### PROBLEM TO WORK ON
In the material below, list every line carrying the string "MODELS".

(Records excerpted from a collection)
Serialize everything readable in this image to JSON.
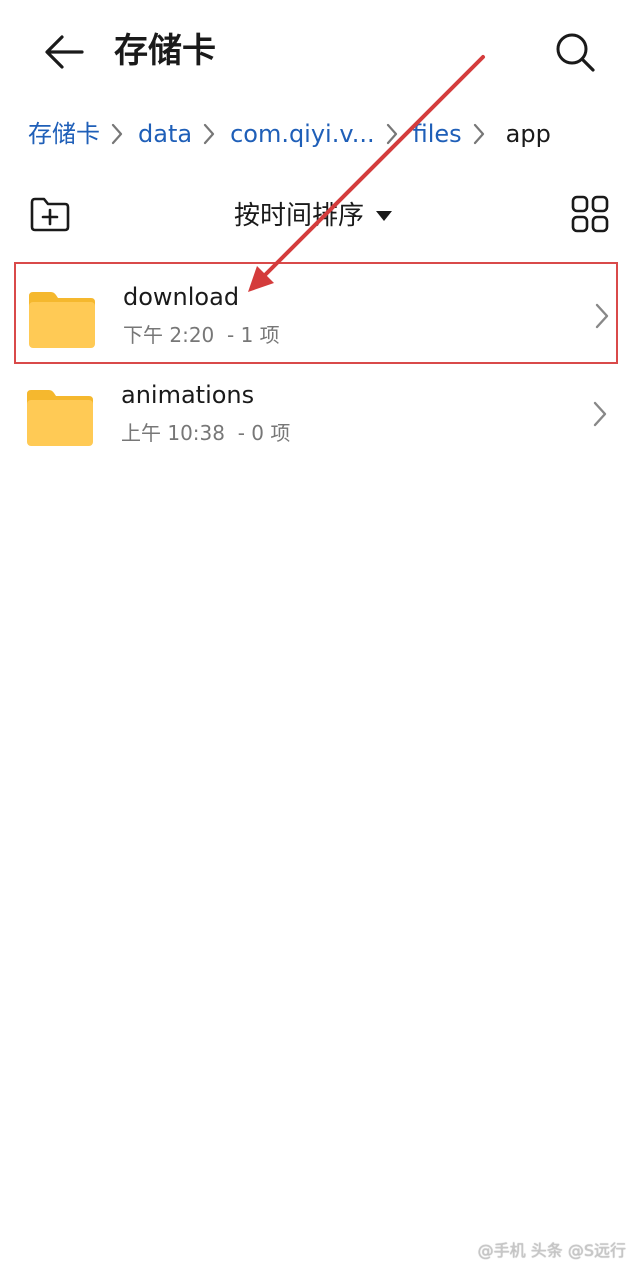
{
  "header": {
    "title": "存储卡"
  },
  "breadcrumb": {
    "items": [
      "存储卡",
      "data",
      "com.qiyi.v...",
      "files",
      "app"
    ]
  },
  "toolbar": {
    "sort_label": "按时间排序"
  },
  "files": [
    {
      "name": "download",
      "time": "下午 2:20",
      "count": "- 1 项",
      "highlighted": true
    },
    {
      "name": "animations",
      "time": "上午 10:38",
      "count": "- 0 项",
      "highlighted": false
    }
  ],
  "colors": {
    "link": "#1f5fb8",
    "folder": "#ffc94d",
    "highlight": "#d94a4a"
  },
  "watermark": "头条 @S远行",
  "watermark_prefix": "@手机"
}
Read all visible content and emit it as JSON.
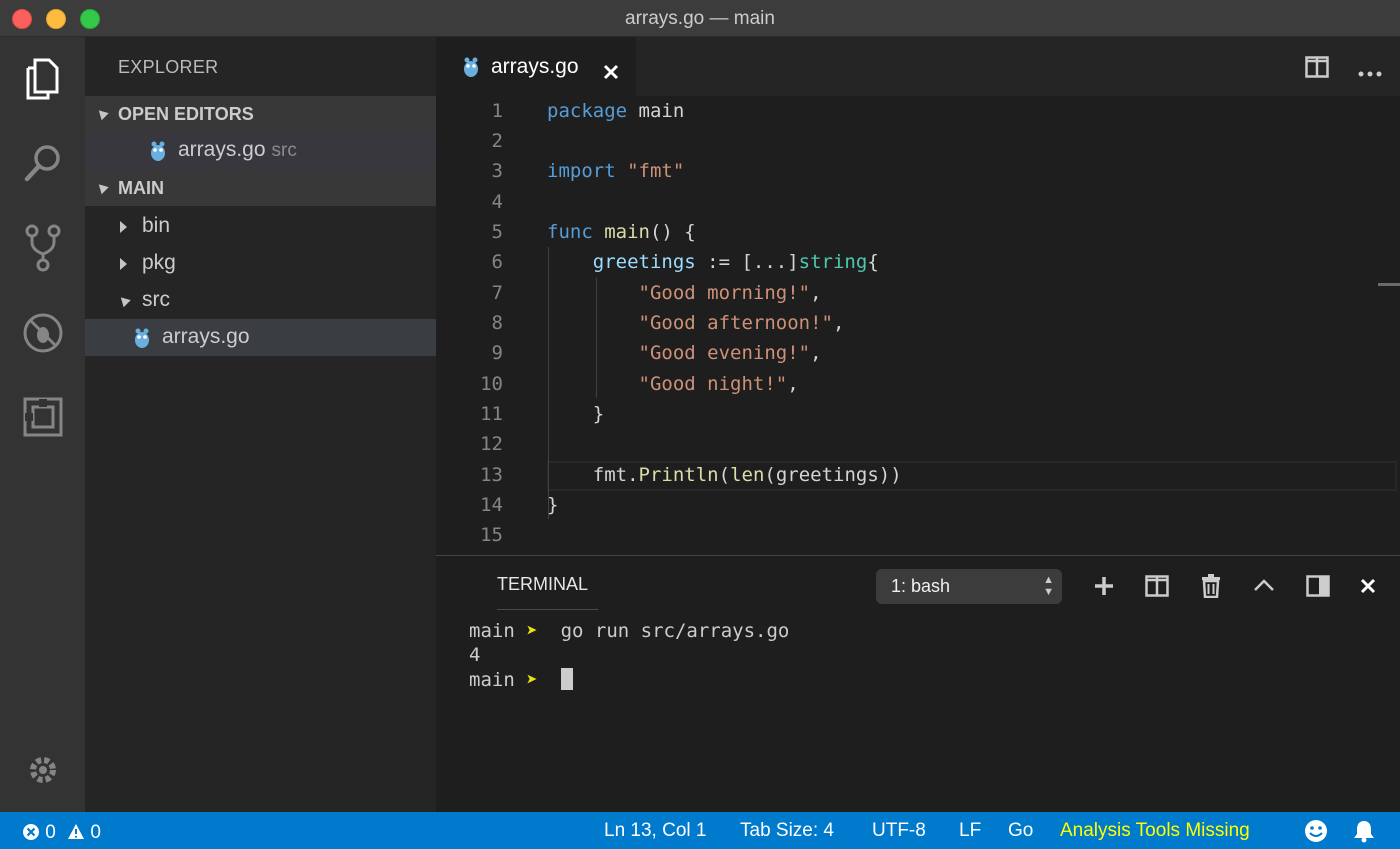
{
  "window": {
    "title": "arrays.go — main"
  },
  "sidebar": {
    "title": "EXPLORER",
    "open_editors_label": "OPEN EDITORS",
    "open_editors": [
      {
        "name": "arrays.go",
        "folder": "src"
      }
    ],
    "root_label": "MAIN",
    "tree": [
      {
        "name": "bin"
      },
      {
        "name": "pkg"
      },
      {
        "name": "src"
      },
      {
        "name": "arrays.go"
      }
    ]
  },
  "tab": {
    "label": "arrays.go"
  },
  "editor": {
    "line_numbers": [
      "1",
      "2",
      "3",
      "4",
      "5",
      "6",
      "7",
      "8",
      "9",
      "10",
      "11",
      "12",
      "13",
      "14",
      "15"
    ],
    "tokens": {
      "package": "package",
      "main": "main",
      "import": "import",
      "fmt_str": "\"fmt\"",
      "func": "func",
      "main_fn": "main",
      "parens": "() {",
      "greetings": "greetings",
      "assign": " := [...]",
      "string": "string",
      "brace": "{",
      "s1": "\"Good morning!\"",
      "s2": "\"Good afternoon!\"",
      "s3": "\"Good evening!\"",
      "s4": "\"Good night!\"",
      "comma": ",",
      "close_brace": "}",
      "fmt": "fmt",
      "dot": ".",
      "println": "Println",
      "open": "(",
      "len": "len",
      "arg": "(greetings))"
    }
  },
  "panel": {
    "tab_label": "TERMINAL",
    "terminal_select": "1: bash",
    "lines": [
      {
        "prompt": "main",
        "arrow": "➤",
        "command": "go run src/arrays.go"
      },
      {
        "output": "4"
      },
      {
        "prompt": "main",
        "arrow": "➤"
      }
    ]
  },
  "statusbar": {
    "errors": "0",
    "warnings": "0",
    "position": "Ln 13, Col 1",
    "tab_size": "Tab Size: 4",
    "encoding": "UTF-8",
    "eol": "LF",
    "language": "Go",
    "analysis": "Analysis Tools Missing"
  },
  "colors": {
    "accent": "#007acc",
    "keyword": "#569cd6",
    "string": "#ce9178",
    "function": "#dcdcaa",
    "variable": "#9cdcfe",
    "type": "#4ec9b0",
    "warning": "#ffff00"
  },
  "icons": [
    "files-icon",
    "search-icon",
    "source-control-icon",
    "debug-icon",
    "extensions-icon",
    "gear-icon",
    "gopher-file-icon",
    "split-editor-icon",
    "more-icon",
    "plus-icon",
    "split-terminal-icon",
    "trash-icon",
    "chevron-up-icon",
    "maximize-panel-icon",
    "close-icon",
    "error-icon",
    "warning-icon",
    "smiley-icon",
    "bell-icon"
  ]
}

---

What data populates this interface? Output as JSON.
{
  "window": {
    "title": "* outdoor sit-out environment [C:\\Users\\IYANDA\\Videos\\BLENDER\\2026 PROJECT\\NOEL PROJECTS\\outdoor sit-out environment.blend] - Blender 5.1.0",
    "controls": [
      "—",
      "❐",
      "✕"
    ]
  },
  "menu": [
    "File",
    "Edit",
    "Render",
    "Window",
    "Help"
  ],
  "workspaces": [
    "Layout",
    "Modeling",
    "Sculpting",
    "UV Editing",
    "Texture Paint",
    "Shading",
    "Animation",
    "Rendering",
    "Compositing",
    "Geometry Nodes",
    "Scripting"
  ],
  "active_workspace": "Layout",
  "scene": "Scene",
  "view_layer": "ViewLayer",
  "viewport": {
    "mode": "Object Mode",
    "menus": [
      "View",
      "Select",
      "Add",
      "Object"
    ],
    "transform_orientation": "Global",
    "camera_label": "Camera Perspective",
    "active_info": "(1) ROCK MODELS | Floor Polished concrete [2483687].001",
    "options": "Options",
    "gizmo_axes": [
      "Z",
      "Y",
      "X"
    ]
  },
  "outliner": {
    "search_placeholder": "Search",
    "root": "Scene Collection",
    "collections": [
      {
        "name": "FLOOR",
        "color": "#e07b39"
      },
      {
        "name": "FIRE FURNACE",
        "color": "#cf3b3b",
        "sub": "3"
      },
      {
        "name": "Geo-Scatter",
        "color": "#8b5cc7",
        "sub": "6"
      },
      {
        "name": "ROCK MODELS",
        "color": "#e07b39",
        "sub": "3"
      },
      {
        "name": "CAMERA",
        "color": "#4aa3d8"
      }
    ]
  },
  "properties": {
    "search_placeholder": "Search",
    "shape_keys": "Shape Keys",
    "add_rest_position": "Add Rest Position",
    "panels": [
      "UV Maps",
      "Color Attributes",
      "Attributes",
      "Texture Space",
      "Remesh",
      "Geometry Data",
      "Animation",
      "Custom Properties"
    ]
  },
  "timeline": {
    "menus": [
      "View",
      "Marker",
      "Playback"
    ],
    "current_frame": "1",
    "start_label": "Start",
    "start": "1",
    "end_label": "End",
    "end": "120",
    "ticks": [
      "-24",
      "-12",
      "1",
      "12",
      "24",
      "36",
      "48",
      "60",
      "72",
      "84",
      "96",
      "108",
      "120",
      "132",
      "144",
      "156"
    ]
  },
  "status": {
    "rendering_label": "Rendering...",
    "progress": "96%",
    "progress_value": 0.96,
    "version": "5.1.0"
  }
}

* * *

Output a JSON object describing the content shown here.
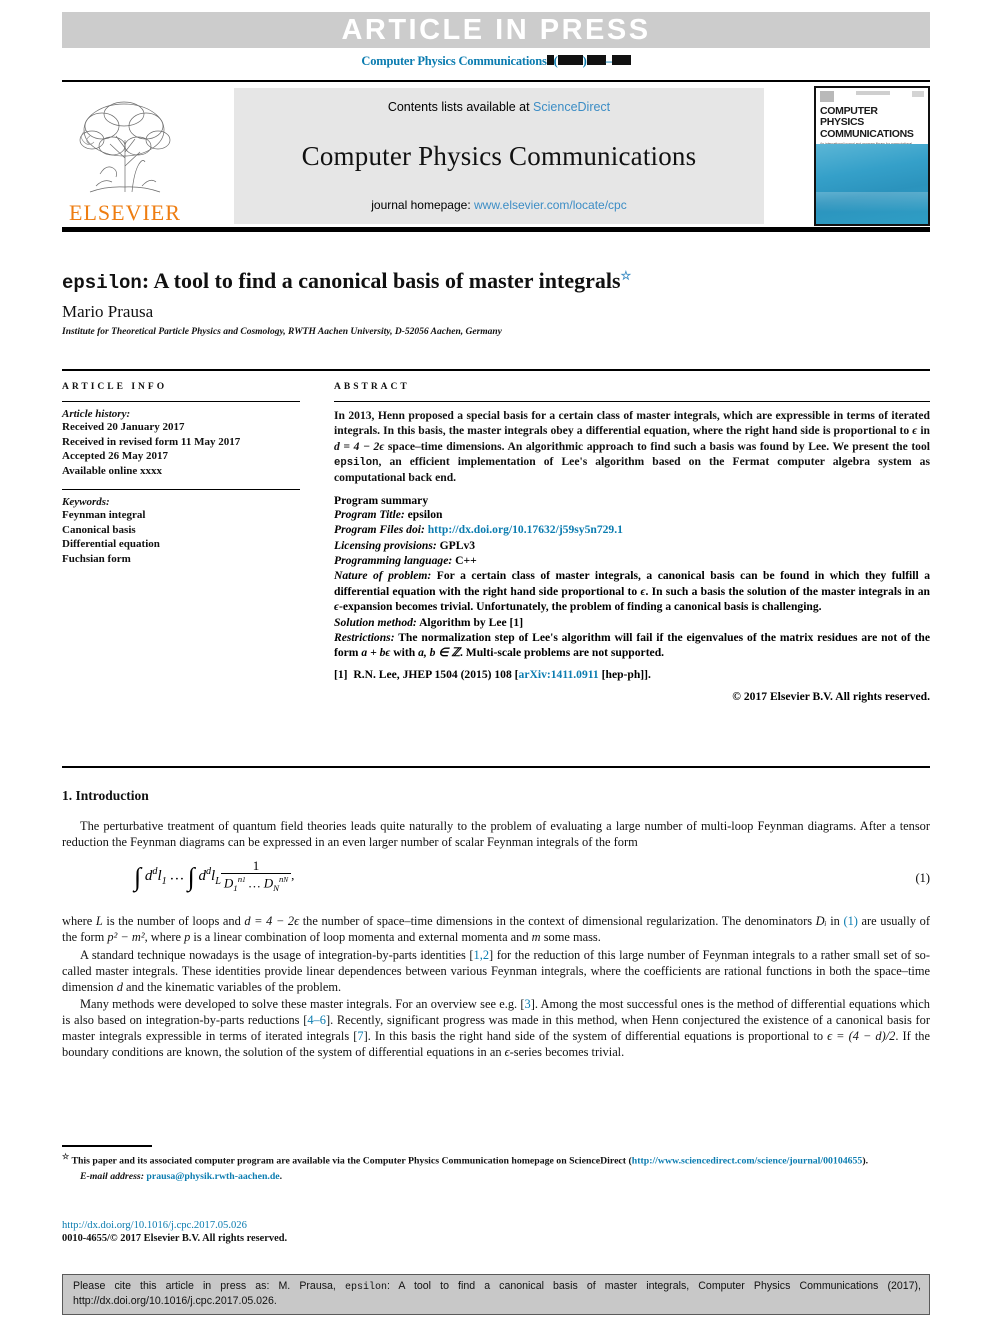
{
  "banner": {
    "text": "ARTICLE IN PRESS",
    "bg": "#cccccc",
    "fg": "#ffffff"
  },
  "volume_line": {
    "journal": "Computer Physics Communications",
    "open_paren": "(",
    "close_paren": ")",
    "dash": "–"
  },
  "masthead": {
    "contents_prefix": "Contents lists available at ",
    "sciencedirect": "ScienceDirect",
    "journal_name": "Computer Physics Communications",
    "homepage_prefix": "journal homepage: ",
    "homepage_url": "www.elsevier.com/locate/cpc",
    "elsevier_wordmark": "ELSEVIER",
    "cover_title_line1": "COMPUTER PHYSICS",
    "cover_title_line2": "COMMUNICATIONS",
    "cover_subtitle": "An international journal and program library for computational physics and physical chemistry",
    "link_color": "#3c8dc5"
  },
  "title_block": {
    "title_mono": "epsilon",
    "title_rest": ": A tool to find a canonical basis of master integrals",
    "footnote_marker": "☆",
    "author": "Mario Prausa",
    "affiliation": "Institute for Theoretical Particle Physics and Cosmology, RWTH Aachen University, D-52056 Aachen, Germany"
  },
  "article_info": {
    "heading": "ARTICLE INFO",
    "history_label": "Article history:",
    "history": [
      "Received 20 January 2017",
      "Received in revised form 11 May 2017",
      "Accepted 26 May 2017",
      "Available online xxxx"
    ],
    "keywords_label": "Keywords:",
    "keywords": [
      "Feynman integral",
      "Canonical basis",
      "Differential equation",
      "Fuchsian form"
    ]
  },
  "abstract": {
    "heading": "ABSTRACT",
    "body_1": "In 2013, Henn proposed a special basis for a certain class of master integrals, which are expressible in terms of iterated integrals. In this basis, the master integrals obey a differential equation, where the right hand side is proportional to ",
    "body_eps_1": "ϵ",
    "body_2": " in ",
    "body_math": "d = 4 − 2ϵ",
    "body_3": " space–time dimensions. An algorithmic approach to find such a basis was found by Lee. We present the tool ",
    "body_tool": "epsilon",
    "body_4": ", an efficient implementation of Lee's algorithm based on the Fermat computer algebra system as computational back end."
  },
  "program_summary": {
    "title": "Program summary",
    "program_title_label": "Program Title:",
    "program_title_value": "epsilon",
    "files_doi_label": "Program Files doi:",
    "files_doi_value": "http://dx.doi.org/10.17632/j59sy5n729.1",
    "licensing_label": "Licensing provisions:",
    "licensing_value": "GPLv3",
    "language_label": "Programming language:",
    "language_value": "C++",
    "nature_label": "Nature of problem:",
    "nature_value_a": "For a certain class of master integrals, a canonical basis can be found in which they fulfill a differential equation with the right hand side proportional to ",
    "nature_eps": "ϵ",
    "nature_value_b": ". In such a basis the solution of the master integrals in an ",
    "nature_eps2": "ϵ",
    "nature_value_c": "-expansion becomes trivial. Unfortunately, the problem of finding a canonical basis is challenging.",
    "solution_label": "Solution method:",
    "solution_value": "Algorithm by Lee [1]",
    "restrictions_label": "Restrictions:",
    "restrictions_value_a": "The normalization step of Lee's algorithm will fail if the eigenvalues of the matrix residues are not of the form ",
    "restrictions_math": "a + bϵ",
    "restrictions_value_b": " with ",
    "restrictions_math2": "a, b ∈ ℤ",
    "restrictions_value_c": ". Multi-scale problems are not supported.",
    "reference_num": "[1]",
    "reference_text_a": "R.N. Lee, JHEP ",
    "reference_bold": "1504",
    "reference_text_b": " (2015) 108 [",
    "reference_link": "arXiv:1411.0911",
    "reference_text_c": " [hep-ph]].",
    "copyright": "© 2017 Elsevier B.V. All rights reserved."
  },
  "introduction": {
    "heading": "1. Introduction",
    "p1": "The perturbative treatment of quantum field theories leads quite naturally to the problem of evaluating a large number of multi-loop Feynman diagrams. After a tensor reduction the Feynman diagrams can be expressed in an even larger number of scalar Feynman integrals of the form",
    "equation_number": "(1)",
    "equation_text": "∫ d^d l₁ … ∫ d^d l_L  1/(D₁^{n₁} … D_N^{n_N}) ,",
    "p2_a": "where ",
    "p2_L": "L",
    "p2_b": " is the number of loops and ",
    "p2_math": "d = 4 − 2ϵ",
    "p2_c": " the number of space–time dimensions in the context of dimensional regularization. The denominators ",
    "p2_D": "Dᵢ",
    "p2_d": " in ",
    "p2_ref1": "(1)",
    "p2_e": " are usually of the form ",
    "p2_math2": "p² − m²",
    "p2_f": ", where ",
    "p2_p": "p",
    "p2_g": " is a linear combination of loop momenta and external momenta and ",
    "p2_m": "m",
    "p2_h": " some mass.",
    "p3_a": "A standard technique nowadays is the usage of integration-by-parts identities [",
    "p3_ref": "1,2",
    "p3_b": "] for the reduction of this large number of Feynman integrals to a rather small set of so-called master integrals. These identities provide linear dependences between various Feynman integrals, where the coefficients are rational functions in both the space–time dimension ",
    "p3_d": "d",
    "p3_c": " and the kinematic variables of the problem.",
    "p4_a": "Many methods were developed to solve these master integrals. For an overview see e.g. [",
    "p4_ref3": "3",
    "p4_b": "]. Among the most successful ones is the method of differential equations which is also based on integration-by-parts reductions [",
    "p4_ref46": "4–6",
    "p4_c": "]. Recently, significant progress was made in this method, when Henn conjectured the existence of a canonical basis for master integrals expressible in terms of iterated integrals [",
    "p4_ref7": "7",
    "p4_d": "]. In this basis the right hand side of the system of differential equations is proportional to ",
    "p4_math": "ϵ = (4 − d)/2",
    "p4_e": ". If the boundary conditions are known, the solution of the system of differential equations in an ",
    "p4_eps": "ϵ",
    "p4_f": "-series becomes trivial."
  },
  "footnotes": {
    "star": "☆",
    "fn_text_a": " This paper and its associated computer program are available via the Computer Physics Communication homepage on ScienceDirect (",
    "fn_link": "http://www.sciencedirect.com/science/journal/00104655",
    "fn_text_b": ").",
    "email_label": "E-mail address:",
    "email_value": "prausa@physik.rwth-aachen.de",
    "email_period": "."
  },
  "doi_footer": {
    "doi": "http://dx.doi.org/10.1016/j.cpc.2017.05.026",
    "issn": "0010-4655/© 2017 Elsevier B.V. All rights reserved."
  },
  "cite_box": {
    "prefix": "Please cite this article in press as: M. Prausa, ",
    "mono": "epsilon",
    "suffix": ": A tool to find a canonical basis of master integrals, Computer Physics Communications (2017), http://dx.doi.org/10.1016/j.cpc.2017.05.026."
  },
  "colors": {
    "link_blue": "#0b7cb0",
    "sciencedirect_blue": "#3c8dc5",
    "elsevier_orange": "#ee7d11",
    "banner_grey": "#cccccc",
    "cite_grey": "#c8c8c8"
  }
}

### TASK ANSWER
    "active_info": "(1) ROCK MODELS | Floor Polished concrete [2483687].001",
        "name": "ROCK MODELS",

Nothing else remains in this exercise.